## Raw data
Begin
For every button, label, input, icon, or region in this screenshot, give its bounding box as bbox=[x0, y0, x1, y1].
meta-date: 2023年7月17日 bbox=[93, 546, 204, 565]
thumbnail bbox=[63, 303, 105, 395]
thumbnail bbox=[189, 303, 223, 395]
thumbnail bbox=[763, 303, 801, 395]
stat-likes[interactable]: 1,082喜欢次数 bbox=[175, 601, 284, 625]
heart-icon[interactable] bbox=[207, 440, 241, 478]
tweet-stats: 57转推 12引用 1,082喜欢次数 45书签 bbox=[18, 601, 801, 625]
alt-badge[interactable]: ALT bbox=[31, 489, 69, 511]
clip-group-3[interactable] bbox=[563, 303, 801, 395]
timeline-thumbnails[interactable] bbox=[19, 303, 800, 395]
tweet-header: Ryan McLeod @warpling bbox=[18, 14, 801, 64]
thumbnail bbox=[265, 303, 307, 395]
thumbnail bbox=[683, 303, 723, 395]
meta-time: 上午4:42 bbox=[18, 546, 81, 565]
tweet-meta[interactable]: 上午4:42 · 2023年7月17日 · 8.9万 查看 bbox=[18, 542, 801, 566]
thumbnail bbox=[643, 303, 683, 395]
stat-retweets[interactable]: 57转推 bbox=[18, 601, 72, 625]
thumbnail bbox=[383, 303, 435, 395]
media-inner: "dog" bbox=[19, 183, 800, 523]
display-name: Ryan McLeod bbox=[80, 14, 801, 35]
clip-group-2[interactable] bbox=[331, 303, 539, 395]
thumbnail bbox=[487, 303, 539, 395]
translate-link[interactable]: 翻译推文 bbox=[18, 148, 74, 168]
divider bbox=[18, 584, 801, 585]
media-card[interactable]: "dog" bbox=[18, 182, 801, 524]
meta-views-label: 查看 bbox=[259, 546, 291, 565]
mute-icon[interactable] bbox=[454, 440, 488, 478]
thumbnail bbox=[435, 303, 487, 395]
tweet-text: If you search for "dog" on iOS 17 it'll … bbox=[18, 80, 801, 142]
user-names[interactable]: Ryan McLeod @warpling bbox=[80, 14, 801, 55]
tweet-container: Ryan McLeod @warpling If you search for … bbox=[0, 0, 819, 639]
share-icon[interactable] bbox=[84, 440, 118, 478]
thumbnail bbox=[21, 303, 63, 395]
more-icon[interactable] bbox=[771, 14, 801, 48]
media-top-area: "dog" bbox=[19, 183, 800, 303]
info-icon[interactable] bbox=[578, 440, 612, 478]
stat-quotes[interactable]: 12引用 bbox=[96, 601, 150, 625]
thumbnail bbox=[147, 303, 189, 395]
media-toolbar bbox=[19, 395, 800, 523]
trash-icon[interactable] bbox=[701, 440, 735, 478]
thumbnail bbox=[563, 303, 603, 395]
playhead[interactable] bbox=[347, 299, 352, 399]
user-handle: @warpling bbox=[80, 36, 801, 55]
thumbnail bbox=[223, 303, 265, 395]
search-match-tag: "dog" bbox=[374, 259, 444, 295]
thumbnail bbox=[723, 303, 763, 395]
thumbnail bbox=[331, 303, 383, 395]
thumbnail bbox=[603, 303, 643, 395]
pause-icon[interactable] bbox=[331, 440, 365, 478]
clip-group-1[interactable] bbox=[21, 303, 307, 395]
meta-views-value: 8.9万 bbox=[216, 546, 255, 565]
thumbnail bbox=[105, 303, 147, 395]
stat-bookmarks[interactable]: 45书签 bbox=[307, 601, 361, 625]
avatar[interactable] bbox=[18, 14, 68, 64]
End
## Stated task
Reproduce all of the material above, substituting "scrubber" for every "playhead" and leaving everything else untouched.

## Right answer
For every button, label, input, icon, or region in this screenshot, give its bounding box as bbox=[x0, y0, x1, y1].
meta-date: 2023年7月17日 bbox=[93, 546, 204, 565]
thumbnail bbox=[63, 303, 105, 395]
thumbnail bbox=[189, 303, 223, 395]
thumbnail bbox=[763, 303, 801, 395]
stat-likes[interactable]: 1,082喜欢次数 bbox=[175, 601, 284, 625]
heart-icon[interactable] bbox=[207, 440, 241, 478]
tweet-stats: 57转推 12引用 1,082喜欢次数 45书签 bbox=[18, 601, 801, 625]
alt-badge[interactable]: ALT bbox=[31, 489, 69, 511]
clip-group-3[interactable] bbox=[563, 303, 801, 395]
timeline-thumbnails[interactable] bbox=[19, 303, 800, 395]
tweet-header: Ryan McLeod @warpling bbox=[18, 14, 801, 64]
thumbnail bbox=[265, 303, 307, 395]
thumbnail bbox=[683, 303, 723, 395]
meta-time: 上午4:42 bbox=[18, 546, 81, 565]
tweet-meta[interactable]: 上午4:42 · 2023年7月17日 · 8.9万 查看 bbox=[18, 542, 801, 566]
thumbnail bbox=[643, 303, 683, 395]
stat-retweets[interactable]: 57转推 bbox=[18, 601, 72, 625]
thumbnail bbox=[383, 303, 435, 395]
media-inner: "dog" bbox=[19, 183, 800, 523]
display-name: Ryan McLeod bbox=[80, 14, 801, 35]
clip-group-2[interactable] bbox=[331, 303, 539, 395]
thumbnail bbox=[487, 303, 539, 395]
translate-link[interactable]: 翻译推文 bbox=[18, 148, 74, 168]
divider bbox=[18, 584, 801, 585]
media-card[interactable]: "dog" bbox=[18, 182, 801, 524]
meta-views-label: 查看 bbox=[259, 546, 291, 565]
mute-icon[interactable] bbox=[454, 440, 488, 478]
thumbnail bbox=[435, 303, 487, 395]
tweet-text: If you search for "dog" on iOS 17 it'll … bbox=[18, 80, 801, 142]
user-names[interactable]: Ryan McLeod @warpling bbox=[80, 14, 801, 55]
tweet-container: Ryan McLeod @warpling If you search for … bbox=[0, 0, 819, 639]
share-icon[interactable] bbox=[84, 440, 118, 478]
thumbnail bbox=[21, 303, 63, 395]
more-icon[interactable] bbox=[771, 14, 801, 48]
media-top-area: "dog" bbox=[19, 183, 800, 303]
info-icon[interactable] bbox=[578, 440, 612, 478]
stat-quotes[interactable]: 12引用 bbox=[96, 601, 150, 625]
thumbnail bbox=[147, 303, 189, 395]
media-toolbar bbox=[19, 395, 800, 523]
trash-icon[interactable] bbox=[701, 440, 735, 478]
thumbnail bbox=[563, 303, 603, 395]
scrubber[interactable] bbox=[347, 299, 352, 399]
user-handle: @warpling bbox=[80, 36, 801, 55]
thumbnail bbox=[223, 303, 265, 395]
search-match-tag: "dog" bbox=[374, 259, 444, 295]
thumbnail bbox=[723, 303, 763, 395]
thumbnail bbox=[331, 303, 383, 395]
thumbnail bbox=[603, 303, 643, 395]
pause-icon[interactable] bbox=[331, 440, 365, 478]
clip-group-1[interactable] bbox=[21, 303, 307, 395]
meta-views-value: 8.9万 bbox=[216, 546, 255, 565]
thumbnail bbox=[105, 303, 147, 395]
stat-bookmarks[interactable]: 45书签 bbox=[307, 601, 361, 625]
avatar[interactable] bbox=[18, 14, 68, 64]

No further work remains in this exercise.